## TASK REQUIREMENTS
Please count how many lines of the data include the word "Worte". Give only that number in reply.

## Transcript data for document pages

++++

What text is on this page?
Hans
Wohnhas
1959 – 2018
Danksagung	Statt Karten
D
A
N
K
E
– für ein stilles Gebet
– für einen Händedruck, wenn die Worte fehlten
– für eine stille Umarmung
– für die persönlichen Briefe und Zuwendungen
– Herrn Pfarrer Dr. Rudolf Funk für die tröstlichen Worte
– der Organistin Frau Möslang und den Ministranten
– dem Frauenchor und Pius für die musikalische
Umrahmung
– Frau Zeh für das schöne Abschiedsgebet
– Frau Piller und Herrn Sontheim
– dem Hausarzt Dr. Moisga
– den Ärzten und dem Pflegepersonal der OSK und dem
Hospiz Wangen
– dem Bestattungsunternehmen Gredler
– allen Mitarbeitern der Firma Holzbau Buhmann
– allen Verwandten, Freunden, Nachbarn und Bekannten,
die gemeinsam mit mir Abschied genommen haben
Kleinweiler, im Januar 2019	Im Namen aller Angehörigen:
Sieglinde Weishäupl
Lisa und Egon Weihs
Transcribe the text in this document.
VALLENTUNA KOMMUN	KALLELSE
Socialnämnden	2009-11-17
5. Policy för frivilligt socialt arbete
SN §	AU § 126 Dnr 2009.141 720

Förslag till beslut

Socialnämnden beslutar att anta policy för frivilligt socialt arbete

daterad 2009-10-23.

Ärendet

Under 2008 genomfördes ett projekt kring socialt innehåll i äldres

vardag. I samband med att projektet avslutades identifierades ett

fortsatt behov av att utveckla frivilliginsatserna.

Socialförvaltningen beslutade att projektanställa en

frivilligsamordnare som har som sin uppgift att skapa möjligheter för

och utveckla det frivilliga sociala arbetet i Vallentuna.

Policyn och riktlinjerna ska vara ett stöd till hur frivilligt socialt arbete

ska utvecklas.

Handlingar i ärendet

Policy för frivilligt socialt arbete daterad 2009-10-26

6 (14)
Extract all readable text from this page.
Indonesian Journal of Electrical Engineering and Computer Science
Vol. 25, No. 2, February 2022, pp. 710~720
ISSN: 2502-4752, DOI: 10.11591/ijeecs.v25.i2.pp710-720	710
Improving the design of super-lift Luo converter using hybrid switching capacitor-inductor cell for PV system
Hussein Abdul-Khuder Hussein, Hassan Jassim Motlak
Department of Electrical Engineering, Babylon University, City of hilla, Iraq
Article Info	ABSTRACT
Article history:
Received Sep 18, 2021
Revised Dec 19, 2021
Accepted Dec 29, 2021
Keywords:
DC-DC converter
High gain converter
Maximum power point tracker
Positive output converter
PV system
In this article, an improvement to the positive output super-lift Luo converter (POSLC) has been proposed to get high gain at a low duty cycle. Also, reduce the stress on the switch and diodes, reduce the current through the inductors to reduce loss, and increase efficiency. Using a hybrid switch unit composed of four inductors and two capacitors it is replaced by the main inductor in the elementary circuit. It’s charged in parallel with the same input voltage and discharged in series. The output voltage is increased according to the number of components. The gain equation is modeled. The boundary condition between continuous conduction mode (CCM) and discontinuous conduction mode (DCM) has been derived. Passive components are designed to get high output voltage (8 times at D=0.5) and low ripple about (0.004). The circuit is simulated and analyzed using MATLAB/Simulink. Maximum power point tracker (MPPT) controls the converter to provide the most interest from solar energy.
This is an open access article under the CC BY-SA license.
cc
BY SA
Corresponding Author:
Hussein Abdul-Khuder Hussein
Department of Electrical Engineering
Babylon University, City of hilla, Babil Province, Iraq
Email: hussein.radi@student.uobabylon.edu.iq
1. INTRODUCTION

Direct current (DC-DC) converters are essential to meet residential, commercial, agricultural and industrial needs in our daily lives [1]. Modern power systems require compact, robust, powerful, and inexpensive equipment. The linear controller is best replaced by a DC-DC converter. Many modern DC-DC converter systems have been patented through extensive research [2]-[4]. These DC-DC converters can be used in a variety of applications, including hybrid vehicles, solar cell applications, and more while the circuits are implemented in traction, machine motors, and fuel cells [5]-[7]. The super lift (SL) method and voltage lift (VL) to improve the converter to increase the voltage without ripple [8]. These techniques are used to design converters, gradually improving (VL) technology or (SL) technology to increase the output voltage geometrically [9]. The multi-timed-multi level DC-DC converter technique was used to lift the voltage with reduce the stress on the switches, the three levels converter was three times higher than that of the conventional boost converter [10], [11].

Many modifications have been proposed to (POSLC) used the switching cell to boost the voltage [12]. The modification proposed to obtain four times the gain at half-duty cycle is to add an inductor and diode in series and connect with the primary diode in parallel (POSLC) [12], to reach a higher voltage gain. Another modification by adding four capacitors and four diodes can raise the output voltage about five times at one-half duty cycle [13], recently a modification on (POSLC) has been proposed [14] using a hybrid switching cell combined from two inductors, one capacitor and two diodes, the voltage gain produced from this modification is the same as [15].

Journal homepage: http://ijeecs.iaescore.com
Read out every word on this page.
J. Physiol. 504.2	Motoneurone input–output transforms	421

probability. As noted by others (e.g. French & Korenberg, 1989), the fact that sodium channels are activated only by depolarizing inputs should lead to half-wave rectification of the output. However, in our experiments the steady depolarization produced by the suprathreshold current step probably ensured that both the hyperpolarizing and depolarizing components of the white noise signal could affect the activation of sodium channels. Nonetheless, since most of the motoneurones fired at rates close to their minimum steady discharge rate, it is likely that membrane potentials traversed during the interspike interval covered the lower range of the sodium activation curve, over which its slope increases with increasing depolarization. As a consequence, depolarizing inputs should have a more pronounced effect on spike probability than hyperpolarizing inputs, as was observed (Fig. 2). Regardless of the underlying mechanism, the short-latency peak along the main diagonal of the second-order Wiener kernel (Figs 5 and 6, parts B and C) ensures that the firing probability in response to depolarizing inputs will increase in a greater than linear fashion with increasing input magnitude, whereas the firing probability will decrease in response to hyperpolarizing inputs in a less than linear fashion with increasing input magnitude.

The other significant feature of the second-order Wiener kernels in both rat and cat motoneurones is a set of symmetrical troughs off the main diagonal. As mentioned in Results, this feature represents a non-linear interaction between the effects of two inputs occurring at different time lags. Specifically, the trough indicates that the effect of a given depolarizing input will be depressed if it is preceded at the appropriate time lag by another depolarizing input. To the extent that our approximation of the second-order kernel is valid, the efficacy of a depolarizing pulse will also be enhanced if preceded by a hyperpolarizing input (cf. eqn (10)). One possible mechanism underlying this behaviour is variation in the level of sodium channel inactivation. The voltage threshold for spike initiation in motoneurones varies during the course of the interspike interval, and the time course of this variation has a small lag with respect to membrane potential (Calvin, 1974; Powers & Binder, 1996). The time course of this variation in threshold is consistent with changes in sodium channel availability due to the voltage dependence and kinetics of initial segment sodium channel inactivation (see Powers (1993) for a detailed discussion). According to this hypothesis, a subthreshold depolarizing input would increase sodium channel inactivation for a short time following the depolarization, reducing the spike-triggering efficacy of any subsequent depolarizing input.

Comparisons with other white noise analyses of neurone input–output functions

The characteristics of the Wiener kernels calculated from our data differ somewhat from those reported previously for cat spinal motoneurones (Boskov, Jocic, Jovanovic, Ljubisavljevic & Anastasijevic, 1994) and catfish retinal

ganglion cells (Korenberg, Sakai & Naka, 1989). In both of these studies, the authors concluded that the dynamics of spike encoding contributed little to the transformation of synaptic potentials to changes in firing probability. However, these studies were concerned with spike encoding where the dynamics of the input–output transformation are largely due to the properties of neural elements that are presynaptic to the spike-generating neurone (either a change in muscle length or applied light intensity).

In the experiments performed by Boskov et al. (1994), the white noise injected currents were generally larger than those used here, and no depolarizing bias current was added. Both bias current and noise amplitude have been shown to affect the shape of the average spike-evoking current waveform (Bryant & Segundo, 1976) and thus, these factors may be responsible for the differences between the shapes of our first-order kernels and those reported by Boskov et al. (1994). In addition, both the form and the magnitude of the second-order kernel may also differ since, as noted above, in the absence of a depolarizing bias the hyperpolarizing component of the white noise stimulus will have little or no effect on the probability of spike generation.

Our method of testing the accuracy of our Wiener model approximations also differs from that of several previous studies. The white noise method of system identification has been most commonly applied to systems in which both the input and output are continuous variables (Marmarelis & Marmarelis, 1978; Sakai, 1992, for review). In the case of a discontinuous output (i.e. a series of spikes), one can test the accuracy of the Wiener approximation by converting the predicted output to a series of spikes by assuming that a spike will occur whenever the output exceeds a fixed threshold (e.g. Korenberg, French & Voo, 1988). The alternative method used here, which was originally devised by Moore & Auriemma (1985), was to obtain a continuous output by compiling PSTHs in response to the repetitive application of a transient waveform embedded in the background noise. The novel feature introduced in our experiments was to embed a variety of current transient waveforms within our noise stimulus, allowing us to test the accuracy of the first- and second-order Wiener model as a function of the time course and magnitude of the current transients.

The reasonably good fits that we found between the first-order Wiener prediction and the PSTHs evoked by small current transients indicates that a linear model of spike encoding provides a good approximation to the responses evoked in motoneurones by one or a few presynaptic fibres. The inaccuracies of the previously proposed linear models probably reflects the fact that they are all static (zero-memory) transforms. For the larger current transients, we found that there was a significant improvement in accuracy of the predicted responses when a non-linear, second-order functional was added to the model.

++++

## TASK OUTPUT
2